___ MATERIAL PROVIDED ___

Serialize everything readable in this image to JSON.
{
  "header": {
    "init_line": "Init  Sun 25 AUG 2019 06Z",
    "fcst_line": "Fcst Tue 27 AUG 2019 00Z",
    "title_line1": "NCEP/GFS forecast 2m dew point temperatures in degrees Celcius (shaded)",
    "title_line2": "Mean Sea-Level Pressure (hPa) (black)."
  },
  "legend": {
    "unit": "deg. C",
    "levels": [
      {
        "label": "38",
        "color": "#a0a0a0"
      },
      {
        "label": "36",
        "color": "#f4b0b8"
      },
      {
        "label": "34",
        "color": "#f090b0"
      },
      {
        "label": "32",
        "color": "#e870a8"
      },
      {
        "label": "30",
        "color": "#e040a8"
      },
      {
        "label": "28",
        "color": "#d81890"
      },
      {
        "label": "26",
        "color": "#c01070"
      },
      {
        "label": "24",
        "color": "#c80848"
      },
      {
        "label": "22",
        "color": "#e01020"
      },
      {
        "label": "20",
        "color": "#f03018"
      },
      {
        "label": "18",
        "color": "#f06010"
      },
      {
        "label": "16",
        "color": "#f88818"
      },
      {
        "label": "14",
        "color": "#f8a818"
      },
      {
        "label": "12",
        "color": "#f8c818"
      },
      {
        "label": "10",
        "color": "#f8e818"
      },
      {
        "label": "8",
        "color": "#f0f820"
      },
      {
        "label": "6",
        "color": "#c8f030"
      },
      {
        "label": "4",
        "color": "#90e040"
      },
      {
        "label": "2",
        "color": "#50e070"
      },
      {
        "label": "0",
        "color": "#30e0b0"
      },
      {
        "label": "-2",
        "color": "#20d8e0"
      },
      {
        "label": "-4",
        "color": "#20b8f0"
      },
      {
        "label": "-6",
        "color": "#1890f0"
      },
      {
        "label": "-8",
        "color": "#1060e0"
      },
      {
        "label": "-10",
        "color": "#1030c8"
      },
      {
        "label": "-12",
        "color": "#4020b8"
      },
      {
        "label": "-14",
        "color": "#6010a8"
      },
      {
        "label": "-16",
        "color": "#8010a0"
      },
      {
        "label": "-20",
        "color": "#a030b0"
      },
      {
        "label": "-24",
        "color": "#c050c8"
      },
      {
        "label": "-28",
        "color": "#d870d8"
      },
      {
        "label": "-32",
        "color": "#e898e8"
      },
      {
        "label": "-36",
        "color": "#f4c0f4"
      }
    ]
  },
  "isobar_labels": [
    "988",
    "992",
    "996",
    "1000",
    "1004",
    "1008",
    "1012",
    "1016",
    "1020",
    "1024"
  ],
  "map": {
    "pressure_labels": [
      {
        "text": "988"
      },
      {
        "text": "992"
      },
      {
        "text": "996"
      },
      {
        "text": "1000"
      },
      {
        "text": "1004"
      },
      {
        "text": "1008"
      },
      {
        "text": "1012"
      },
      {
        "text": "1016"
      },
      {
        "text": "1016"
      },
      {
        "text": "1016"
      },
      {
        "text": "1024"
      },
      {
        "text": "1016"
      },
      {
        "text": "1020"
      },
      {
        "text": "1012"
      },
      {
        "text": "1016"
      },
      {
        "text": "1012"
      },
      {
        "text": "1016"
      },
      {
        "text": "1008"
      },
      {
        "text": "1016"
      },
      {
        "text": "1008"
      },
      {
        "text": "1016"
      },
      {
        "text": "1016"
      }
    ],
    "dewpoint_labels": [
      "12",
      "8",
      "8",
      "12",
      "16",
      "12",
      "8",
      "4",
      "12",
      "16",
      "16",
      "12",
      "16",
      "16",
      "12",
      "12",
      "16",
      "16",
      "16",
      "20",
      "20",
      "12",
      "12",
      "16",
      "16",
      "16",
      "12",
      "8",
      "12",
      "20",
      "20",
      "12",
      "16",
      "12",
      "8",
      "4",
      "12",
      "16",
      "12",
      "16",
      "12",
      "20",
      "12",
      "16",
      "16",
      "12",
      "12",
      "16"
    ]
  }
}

___

» **TASK GOAL**: Copy every record exactly, with nothing added or dropped.

» **ANSWER TO THE PROBLEM**:
Serialize everything readable in this image to JSON.
{
  "header": {
    "init_line": "Init  Sun 25 AUG 2019 06Z",
    "fcst_line": "Fcst Tue 27 AUG 2019 00Z",
    "title_line1": "NCEP/GFS forecast 2m dew point temperatures in degrees Celcius (shaded)",
    "title_line2": "Mean Sea-Level Pressure (hPa) (black)."
  },
  "legend": {
    "unit": "deg. C",
    "levels": [
      {
        "label": "38",
        "color": "#a0a0a0"
      },
      {
        "label": "36",
        "color": "#f4b0b8"
      },
      {
        "label": "34",
        "color": "#f090b0"
      },
      {
        "label": "32",
        "color": "#e870a8"
      },
      {
        "label": "30",
        "color": "#e040a8"
      },
      {
        "label": "28",
        "color": "#d81890"
      },
      {
        "label": "26",
        "color": "#c01070"
      },
      {
        "label": "24",
        "color": "#c80848"
      },
      {
        "label": "22",
        "color": "#e01020"
      },
      {
        "label": "20",
        "color": "#f03018"
      },
      {
        "label": "18",
        "color": "#f06010"
      },
      {
        "label": "16",
        "color": "#f88818"
      },
      {
        "label": "14",
        "color": "#f8a818"
      },
      {
        "label": "12",
        "color": "#f8c818"
      },
      {
        "label": "10",
        "color": "#f8e818"
      },
      {
        "label": "8",
        "color": "#f0f820"
      },
      {
        "label": "6",
        "color": "#c8f030"
      },
      {
        "label": "4",
        "color": "#90e040"
      },
      {
        "label": "2",
        "color": "#50e070"
      },
      {
        "label": "0",
        "color": "#30e0b0"
      },
      {
        "label": "-2",
        "color": "#20d8e0"
      },
      {
        "label": "-4",
        "color": "#20b8f0"
      },
      {
        "label": "-6",
        "color": "#1890f0"
      },
      {
        "label": "-8",
        "color": "#1060e0"
      },
      {
        "label": "-10",
        "color": "#1030c8"
      },
      {
        "label": "-12",
        "color": "#4020b8"
      },
      {
        "label": "-14",
        "color": "#6010a8"
      },
      {
        "label": "-16",
        "color": "#8010a0"
      },
      {
        "label": "-20",
        "color": "#a030b0"
      },
      {
        "label": "-24",
        "color": "#c050c8"
      },
      {
        "label": "-28",
        "color": "#d870d8"
      },
      {
        "label": "-32",
        "color": "#e898e8"
      },
      {
        "label": "-36",
        "color": "#f4c0f4"
      }
    ]
  },
  "isobar_labels": [
    "988",
    "992",
    "996",
    "1000",
    "1004",
    "1008",
    "1012",
    "1016",
    "1020",
    "1024"
  ],
  "map": {
    "pressure_labels": [
      {
        "text": "988"
      },
      {
        "text": "992"
      },
      {
        "text": "996"
      },
      {
        "text": "1000"
      },
      {
        "text": "1004"
      },
      {
        "text": "1008"
      },
      {
        "text": "1012"
      },
      {
        "text": "1016"
      },
      {
        "text": "1016"
      },
      {
        "text": "1016"
      },
      {
        "text": "1024"
      },
      {
        "text": "1016"
      },
      {
        "text": "1020"
      },
      {
        "text": "1012"
      },
      {
        "text": "1016"
      },
      {
        "text": "1012"
      },
      {
        "text": "1016"
      },
      {
        "text": "1008"
      },
      {
        "text": "1016"
      },
      {
        "text": "1008"
      },
      {
        "text": "1016"
      },
      {
        "text": "1016"
      }
    ],
    "dewpoint_labels": [
      "12",
      "8",
      "8",
      "12",
      "16",
      "12",
      "8",
      "4",
      "12",
      "16",
      "16",
      "12",
      "16",
      "16",
      "12",
      "12",
      "16",
      "16",
      "16",
      "20",
      "20",
      "12",
      "12",
      "16",
      "16",
      "16",
      "12",
      "8",
      "12",
      "20",
      "20",
      "12",
      "16",
      "12",
      "8",
      "4",
      "12",
      "16",
      "12",
      "16",
      "12",
      "20",
      "12",
      "16",
      "16",
      "12",
      "12",
      "16"
    ]
  }
}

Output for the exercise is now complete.